[Data entries]
....

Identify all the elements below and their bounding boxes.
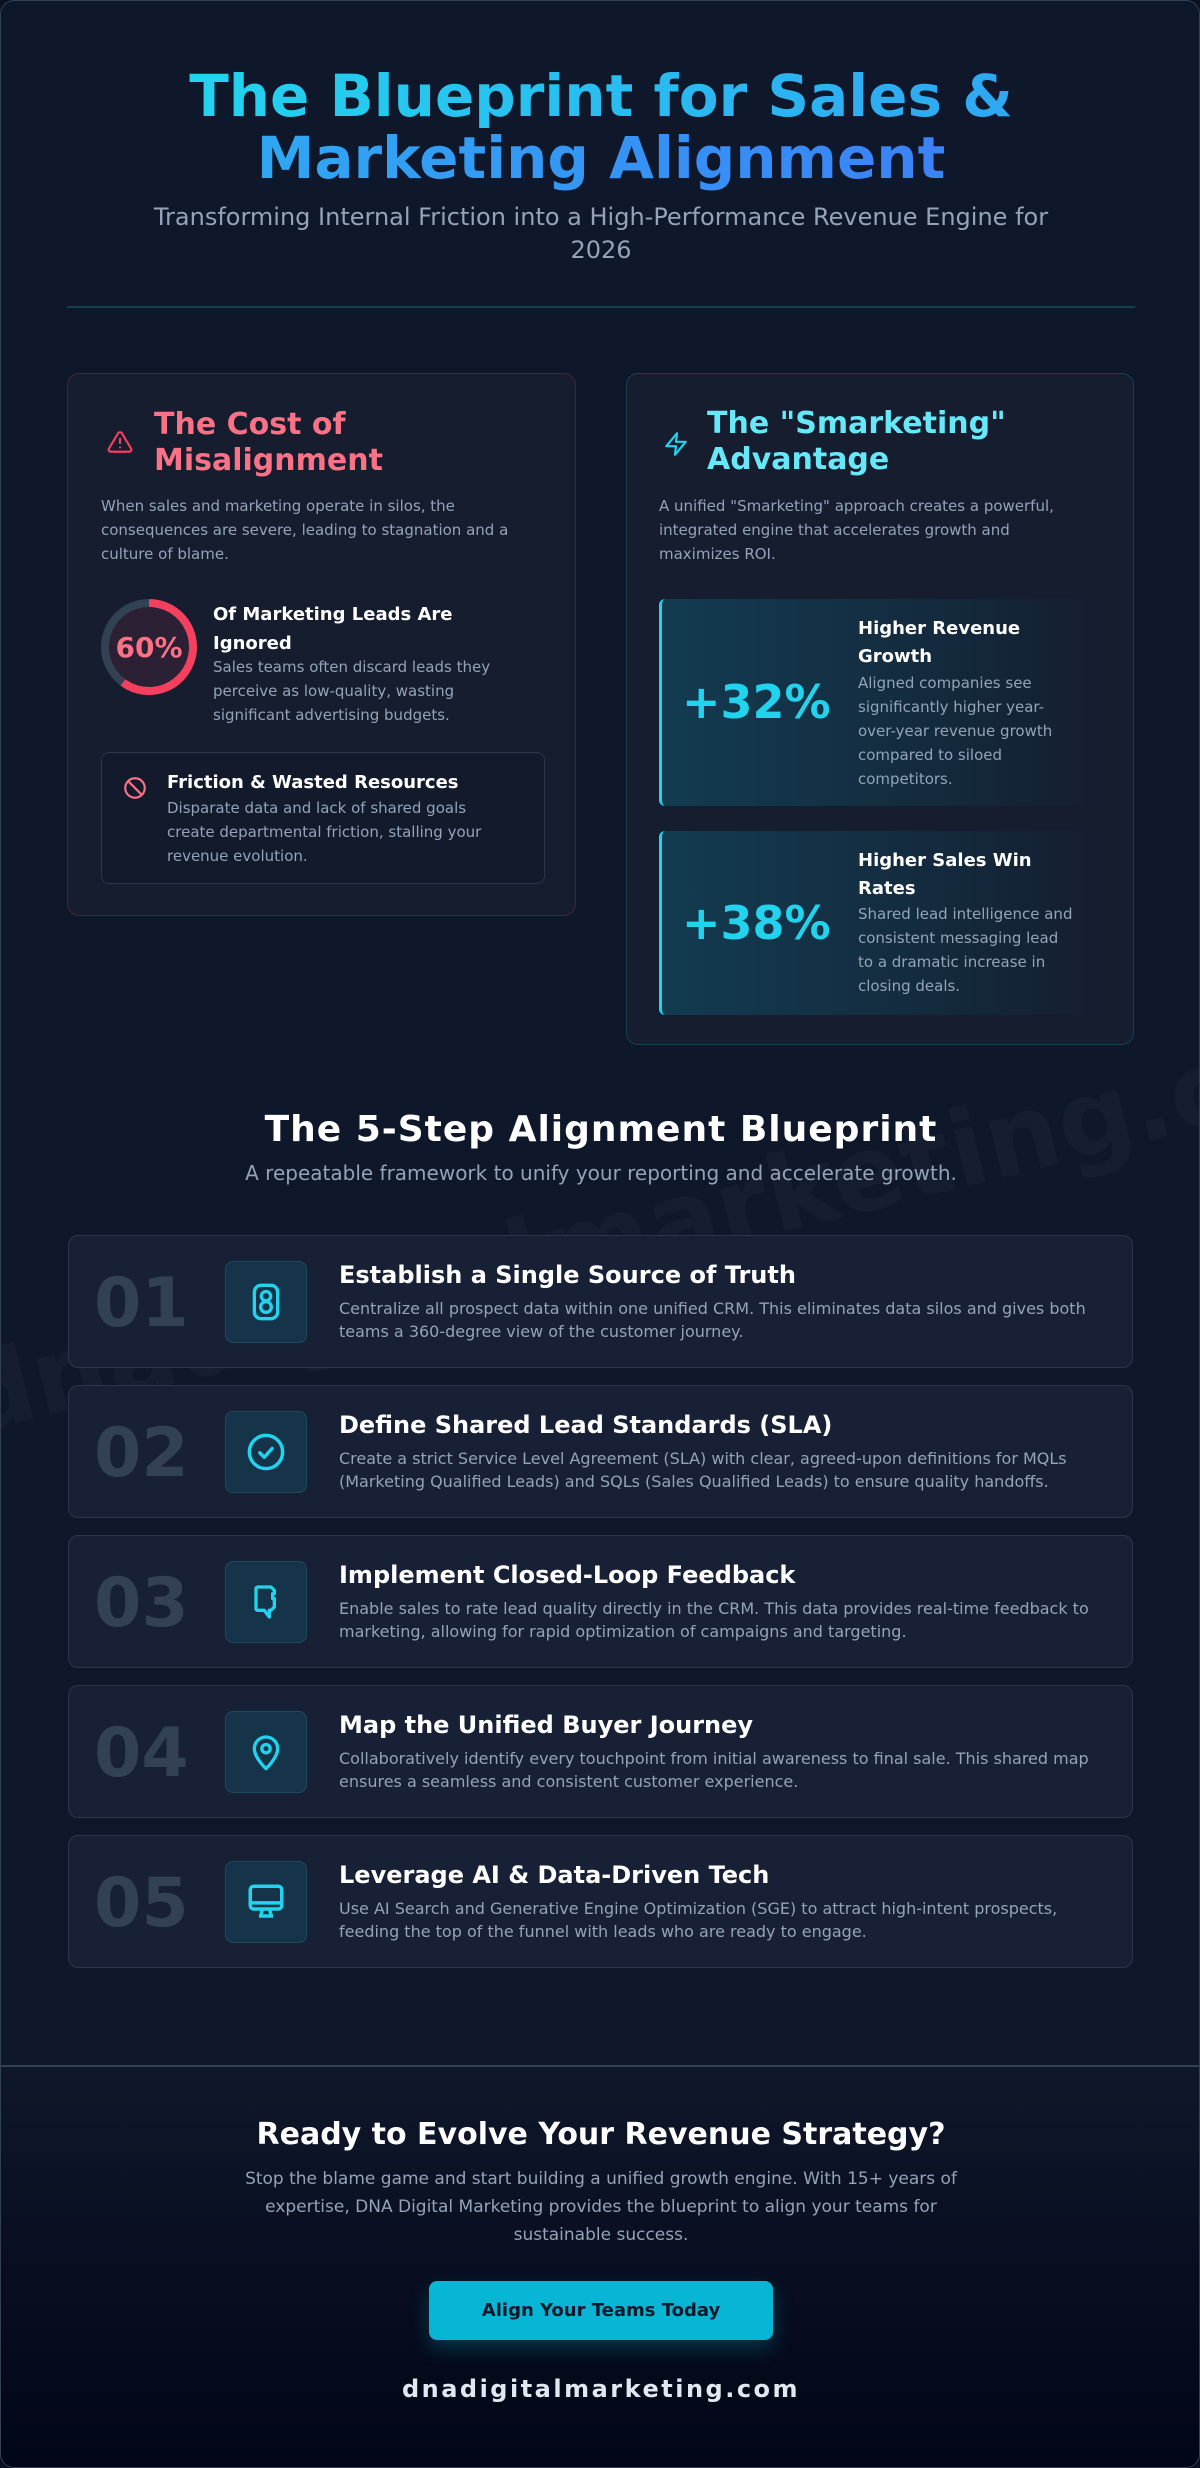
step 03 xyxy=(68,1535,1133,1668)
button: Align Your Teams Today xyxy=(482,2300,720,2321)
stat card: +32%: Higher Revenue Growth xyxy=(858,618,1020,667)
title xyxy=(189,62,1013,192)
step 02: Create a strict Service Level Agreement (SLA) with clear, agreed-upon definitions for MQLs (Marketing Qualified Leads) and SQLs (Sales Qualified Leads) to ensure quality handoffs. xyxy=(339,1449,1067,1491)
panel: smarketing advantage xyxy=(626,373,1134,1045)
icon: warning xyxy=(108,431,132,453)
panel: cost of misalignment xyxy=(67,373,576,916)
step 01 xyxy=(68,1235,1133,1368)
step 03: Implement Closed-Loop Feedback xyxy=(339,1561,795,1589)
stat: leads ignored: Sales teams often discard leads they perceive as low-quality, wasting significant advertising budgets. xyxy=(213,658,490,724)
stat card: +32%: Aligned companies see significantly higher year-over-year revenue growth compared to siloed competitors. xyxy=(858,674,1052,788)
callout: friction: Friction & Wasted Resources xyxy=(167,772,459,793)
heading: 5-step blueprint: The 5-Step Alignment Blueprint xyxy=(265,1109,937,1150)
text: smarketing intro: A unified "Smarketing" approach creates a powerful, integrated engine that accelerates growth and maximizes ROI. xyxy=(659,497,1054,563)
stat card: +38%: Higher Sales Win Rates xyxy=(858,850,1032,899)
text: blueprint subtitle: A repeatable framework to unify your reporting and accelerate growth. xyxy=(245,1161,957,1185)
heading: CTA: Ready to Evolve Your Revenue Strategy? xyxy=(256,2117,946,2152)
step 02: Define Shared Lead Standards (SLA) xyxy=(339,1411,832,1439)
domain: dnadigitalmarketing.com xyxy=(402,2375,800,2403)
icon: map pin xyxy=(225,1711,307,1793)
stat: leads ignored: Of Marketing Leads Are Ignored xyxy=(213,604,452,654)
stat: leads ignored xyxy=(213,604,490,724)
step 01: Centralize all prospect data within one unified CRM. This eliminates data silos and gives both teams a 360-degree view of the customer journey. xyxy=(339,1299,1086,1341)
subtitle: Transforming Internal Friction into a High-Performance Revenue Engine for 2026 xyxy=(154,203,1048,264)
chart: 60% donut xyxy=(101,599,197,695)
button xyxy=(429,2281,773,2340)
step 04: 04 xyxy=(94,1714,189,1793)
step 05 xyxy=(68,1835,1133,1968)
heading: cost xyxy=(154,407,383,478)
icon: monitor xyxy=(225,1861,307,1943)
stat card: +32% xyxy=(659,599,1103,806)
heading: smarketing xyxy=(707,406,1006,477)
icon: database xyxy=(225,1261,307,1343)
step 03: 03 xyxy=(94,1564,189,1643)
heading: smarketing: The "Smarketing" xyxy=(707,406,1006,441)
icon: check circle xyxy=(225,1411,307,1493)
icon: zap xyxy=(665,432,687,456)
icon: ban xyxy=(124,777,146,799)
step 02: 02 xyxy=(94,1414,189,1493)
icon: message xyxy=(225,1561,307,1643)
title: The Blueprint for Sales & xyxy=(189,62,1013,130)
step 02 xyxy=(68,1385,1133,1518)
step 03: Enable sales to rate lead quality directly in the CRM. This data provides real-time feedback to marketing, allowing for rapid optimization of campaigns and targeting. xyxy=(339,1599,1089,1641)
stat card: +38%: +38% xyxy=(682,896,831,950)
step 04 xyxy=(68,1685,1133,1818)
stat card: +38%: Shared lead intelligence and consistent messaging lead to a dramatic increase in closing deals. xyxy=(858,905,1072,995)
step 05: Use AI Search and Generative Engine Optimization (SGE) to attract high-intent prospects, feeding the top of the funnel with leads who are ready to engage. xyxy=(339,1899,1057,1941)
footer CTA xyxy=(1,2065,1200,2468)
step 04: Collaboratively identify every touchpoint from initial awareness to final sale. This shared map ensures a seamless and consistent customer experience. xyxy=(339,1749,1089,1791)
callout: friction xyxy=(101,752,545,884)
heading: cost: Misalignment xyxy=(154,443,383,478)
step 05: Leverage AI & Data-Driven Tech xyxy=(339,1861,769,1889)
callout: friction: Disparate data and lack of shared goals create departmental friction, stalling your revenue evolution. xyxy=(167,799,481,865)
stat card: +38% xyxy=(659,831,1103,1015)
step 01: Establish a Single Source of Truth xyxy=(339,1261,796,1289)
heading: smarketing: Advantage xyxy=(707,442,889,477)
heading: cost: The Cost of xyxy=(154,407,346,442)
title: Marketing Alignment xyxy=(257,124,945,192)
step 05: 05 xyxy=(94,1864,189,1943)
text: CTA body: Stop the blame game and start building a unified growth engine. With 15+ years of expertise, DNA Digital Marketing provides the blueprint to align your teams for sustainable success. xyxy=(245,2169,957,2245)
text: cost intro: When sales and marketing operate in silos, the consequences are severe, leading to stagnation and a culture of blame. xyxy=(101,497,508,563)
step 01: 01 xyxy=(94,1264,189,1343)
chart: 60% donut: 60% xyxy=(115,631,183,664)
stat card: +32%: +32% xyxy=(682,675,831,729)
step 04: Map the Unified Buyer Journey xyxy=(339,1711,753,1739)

....

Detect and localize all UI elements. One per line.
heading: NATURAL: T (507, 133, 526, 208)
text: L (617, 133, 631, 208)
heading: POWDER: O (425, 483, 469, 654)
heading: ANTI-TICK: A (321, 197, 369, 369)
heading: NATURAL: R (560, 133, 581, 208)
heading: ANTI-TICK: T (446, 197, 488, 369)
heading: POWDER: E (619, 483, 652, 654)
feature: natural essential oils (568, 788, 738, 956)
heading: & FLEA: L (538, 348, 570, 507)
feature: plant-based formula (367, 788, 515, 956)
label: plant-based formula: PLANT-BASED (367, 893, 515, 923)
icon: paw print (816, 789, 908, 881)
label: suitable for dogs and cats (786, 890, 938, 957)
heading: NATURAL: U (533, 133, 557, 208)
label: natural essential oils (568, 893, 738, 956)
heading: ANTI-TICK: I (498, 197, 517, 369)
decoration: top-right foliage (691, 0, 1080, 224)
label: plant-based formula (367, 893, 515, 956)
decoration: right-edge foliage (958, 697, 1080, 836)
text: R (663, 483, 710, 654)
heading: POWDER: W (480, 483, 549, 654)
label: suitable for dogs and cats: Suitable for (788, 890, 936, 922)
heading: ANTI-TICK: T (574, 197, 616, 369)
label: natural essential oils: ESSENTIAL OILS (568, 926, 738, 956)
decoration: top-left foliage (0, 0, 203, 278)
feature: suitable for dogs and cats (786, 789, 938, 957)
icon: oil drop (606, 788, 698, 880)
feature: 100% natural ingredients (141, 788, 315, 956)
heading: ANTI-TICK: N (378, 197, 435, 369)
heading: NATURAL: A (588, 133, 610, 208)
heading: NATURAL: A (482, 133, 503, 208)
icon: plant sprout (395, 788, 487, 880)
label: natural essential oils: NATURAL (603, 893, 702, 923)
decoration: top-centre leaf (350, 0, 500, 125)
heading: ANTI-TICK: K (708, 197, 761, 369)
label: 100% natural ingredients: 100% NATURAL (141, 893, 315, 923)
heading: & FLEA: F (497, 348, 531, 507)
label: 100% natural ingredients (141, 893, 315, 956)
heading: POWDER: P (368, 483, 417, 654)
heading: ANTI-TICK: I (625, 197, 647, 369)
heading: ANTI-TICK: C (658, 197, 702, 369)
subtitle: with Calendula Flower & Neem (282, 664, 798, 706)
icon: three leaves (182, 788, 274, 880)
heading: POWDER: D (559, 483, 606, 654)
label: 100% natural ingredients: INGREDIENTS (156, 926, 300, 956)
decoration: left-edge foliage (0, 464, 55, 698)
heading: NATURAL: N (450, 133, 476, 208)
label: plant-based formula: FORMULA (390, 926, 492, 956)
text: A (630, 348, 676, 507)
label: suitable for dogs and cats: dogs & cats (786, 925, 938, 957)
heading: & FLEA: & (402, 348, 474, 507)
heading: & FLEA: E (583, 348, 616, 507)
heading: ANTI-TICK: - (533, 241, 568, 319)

....

Requirement -
Rewrite the rows from the line with "Detect and localize" to the line with "label: suitable for dogs and cats (786, 890, 938, 957)", substituting "title" for every "heading" and leaving everything else as it is.

Exercise answer -
Detect and localize all UI elements. One per line.
title: NATURAL: T (507, 133, 526, 208)
text: L (617, 133, 631, 208)
title: POWDER: O (425, 483, 469, 654)
title: ANTI-TICK: A (321, 197, 369, 369)
title: NATURAL: R (560, 133, 581, 208)
title: ANTI-TICK: T (446, 197, 488, 369)
title: POWDER: E (619, 483, 652, 654)
feature: natural essential oils (568, 788, 738, 956)
title: & FLEA: L (538, 348, 570, 507)
feature: plant-based formula (367, 788, 515, 956)
label: plant-based formula: PLANT-BASED (367, 893, 515, 923)
icon: paw print (816, 789, 908, 881)
label: suitable for dogs and cats (786, 890, 938, 957)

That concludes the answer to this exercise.